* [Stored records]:

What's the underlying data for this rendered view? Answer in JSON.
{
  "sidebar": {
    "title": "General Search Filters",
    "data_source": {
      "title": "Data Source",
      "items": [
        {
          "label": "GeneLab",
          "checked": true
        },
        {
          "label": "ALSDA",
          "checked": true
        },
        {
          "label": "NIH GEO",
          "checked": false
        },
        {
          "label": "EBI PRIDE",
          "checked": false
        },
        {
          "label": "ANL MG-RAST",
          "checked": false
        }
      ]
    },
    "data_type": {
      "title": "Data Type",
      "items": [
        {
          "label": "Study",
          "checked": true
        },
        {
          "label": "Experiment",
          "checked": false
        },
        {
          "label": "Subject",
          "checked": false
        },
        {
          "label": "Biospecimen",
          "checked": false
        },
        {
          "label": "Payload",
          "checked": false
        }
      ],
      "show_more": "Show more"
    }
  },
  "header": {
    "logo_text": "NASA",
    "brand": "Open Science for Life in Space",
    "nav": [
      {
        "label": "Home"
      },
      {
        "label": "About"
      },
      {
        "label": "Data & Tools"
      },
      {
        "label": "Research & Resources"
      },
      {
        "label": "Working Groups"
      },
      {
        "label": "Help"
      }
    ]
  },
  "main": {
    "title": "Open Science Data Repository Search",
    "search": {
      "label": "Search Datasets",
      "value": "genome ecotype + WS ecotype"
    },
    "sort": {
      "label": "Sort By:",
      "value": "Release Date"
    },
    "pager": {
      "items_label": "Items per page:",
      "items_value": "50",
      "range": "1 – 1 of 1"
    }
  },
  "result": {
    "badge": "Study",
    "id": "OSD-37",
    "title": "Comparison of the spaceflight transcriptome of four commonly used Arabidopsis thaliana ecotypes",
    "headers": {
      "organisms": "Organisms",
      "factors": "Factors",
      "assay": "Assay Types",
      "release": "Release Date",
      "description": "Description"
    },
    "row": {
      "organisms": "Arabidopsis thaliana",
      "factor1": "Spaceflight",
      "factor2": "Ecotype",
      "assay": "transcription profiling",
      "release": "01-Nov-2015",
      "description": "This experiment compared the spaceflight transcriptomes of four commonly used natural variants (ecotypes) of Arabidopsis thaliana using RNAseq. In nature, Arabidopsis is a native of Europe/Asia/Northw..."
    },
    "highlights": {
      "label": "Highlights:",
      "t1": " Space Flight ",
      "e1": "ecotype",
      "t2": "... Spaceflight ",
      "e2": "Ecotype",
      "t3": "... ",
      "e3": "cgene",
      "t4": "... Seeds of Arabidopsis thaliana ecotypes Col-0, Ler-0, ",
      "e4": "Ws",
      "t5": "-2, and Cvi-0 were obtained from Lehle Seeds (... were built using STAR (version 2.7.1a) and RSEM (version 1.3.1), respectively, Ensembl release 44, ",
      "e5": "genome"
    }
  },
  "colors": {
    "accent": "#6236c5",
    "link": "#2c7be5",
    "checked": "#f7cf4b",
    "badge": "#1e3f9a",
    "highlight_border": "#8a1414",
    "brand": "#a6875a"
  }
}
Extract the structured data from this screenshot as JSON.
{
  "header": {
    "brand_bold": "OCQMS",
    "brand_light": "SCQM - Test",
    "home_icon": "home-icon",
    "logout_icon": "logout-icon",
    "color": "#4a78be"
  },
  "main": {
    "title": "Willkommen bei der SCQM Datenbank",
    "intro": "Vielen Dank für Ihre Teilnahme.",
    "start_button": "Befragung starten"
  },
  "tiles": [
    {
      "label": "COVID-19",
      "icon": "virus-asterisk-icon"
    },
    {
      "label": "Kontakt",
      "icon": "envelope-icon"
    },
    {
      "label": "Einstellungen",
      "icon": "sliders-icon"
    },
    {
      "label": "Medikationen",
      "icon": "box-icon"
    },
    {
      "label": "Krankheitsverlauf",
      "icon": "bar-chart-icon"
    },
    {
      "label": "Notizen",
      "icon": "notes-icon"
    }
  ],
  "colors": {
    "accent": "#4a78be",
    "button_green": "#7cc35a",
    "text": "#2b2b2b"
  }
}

* [WHAT NEEDS TO BE DONE]:
Write out the entries in full, exactly as given.

* [EXERCISE RESULT]:
What's the underlying data for this rendered view? Answer in JSON.
{
  "sidebar": {
    "title": "General Search Filters",
    "data_source": {
      "title": "Data Source",
      "items": [
        {
          "label": "GeneLab",
          "checked": true
        },
        {
          "label": "ALSDA",
          "checked": true
        },
        {
          "label": "NIH GEO",
          "checked": false
        },
        {
          "label": "EBI PRIDE",
          "checked": false
        },
        {
          "label": "ANL MG-RAST",
          "checked": false
        }
      ]
    },
    "data_type": {
      "title": "Data Type",
      "items": [
        {
          "label": "Study",
          "checked": true
        },
        {
          "label": "Experiment",
          "checked": false
        },
        {
          "label": "Subject",
          "checked": false
        },
        {
          "label": "Biospecimen",
          "checked": false
        },
        {
          "label": "Payload",
          "checked": false
        }
      ],
      "show_more": "Show more"
    }
  },
  "header": {
    "logo_text": "NASA",
    "brand": "Open Science for Life in Space",
    "nav": [
      {
        "label": "Home"
      },
      {
        "label": "About"
      },
      {
        "label": "Data & Tools"
      },
      {
        "label": "Research & Resources"
      },
      {
        "label": "Working Groups"
      },
      {
        "label": "Help"
      }
    ]
  },
  "main": {
    "title": "Open Science Data Repository Search",
    "search": {
      "label": "Search Datasets",
      "value": "genome ecotype + WS ecotype"
    },
    "sort": {
      "label": "Sort By:",
      "value": "Release Date"
    },
    "pager": {
      "items_label": "Items per page:",
      "items_value": "50",
      "range": "1 – 1 of 1"
    }
  },
  "result": {
    "badge": "Study",
    "id": "OSD-37",
    "title": "Comparison of the spaceflight transcriptome of four commonly used Arabidopsis thaliana ecotypes",
    "headers": {
      "organisms": "Organisms",
      "factors": "Factors",
      "assay": "Assay Types",
      "release": "Release Date",
      "description": "Description"
    },
    "row": {
      "organisms": "Arabidopsis thaliana",
      "factor1": "Spaceflight",
      "factor2": "Ecotype",
      "assay": "transcription profiling",
      "release": "01-Nov-2015",
      "description": "This experiment compared the spaceflight transcriptomes of four commonly used natural variants (ecotypes) of Arabidopsis thaliana using RNAseq. In nature, Arabidopsis is a native of Europe/Asia/Northw..."
    },
    "highlights": {
      "label": "Highlights:",
      "t1": " Space Flight ",
      "e1": "ecotype",
      "t2": "... Spaceflight ",
      "e2": "Ecotype",
      "t3": "... ",
      "e3": "cgene",
      "t4": "... Seeds of Arabidopsis thaliana ecotypes Col-0, Ler-0, ",
      "e4": "Ws",
      "t5": "-2, and Cvi-0 were obtained from Lehle Seeds (... were built using STAR (version 2.7.1a) and RSEM (version 1.3.1), respectively, Ensembl release 44, ",
      "e5": "genome"
    }
  },
  "colors": {
    "accent": "#6236c5",
    "link": "#2c7be5",
    "checked": "#f7cf4b",
    "badge": "#1e3f9a",
    "highlight_border": "#8a1414",
    "brand": "#a6875a"
  }
}
Extract the structured data from this screenshot as JSON.
{
  "header": {
    "brand_bold": "OCQMS",
    "brand_light": "SCQM - Test",
    "home_icon": "home-icon",
    "logout_icon": "logout-icon",
    "color": "#4a78be"
  },
  "main": {
    "title": "Willkommen bei der SCQM Datenbank",
    "intro": "Vielen Dank für Ihre Teilnahme.",
    "start_button": "Befragung starten"
  },
  "tiles": [
    {
      "label": "COVID-19",
      "icon": "virus-asterisk-icon"
    },
    {
      "label": "Kontakt",
      "icon": "envelope-icon"
    },
    {
      "label": "Einstellungen",
      "icon": "sliders-icon"
    },
    {
      "label": "Medikationen",
      "icon": "box-icon"
    },
    {
      "label": "Krankheitsverlauf",
      "icon": "bar-chart-icon"
    },
    {
      "label": "Notizen",
      "icon": "notes-icon"
    }
  ],
  "colors": {
    "accent": "#4a78be",
    "button_green": "#7cc35a",
    "text": "#2b2b2b"
  }
}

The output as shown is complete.